Challenge ->
Write the data out again, exactly as given.

--- START Recorded data ---

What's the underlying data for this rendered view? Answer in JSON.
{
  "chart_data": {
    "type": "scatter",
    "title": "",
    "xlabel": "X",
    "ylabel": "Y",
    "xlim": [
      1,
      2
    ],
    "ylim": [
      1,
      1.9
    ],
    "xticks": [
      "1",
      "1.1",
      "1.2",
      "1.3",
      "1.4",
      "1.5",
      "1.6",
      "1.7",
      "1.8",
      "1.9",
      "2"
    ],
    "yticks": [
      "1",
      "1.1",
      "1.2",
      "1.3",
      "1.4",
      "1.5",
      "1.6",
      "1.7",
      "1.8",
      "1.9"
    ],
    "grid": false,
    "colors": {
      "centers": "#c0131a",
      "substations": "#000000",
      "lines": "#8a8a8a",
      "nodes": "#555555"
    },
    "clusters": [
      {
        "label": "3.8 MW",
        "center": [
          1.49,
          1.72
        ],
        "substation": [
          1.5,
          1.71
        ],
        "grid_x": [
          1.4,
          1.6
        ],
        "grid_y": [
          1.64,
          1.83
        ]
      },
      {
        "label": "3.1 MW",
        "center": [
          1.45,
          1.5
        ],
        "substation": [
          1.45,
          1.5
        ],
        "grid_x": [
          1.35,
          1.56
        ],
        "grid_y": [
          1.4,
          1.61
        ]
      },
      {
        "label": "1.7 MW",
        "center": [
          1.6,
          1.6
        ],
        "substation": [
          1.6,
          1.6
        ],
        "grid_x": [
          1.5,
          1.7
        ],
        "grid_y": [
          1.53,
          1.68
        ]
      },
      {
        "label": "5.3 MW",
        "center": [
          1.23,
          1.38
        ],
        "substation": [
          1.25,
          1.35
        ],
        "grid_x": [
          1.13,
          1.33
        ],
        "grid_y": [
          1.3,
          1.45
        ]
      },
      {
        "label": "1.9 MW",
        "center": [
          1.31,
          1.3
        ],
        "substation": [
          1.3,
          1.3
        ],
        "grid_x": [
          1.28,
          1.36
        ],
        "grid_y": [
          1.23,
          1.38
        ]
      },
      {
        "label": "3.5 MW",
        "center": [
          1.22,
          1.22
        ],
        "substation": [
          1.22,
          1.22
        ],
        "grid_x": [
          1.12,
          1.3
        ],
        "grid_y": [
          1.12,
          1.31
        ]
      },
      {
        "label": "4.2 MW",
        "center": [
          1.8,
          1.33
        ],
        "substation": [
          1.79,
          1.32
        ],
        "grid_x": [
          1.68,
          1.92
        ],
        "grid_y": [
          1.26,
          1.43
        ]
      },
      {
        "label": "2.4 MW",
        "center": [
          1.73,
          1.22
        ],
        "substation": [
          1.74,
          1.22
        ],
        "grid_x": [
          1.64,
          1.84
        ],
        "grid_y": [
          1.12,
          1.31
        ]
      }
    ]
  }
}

--- END Recorded data ---

The response ->
What's the underlying data for this rendered view? Answer in JSON.
{
  "chart_data": {
    "type": "scatter",
    "title": "",
    "xlabel": "X",
    "ylabel": "Y",
    "xlim": [
      1,
      2
    ],
    "ylim": [
      1,
      1.9
    ],
    "xticks": [
      "1",
      "1.1",
      "1.2",
      "1.3",
      "1.4",
      "1.5",
      "1.6",
      "1.7",
      "1.8",
      "1.9",
      "2"
    ],
    "yticks": [
      "1",
      "1.1",
      "1.2",
      "1.3",
      "1.4",
      "1.5",
      "1.6",
      "1.7",
      "1.8",
      "1.9"
    ],
    "grid": false,
    "colors": {
      "centers": "#c0131a",
      "substations": "#000000",
      "lines": "#8a8a8a",
      "nodes": "#555555"
    },
    "clusters": [
      {
        "label": "3.8 MW",
        "center": [
          1.49,
          1.72
        ],
        "substation": [
          1.5,
          1.71
        ],
        "grid_x": [
          1.4,
          1.6
        ],
        "grid_y": [
          1.64,
          1.83
        ]
      },
      {
        "label": "3.1 MW",
        "center": [
          1.45,
          1.5
        ],
        "substation": [
          1.45,
          1.5
        ],
        "grid_x": [
          1.35,
          1.56
        ],
        "grid_y": [
          1.4,
          1.61
        ]
      },
      {
        "label": "1.7 MW",
        "center": [
          1.6,
          1.6
        ],
        "substation": [
          1.6,
          1.6
        ],
        "grid_x": [
          1.5,
          1.7
        ],
        "grid_y": [
          1.53,
          1.68
        ]
      },
      {
        "label": "5.3 MW",
        "center": [
          1.23,
          1.38
        ],
        "substation": [
          1.25,
          1.35
        ],
        "grid_x": [
          1.13,
          1.33
        ],
        "grid_y": [
          1.3,
          1.45
        ]
      },
      {
        "label": "1.9 MW",
        "center": [
          1.31,
          1.3
        ],
        "substation": [
          1.3,
          1.3
        ],
        "grid_x": [
          1.28,
          1.36
        ],
        "grid_y": [
          1.23,
          1.38
        ]
      },
      {
        "label": "3.5 MW",
        "center": [
          1.22,
          1.22
        ],
        "substation": [
          1.22,
          1.22
        ],
        "grid_x": [
          1.12,
          1.3
        ],
        "grid_y": [
          1.12,
          1.31
        ]
      },
      {
        "label": "4.2 MW",
        "center": [
          1.8,
          1.33
        ],
        "substation": [
          1.79,
          1.32
        ],
        "grid_x": [
          1.68,
          1.92
        ],
        "grid_y": [
          1.26,
          1.43
        ]
      },
      {
        "label": "2.4 MW",
        "center": [
          1.73,
          1.22
        ],
        "substation": [
          1.74,
          1.22
        ],
        "grid_x": [
          1.64,
          1.84
        ],
        "grid_y": [
          1.12,
          1.31
        ]
      }
    ]
  }
}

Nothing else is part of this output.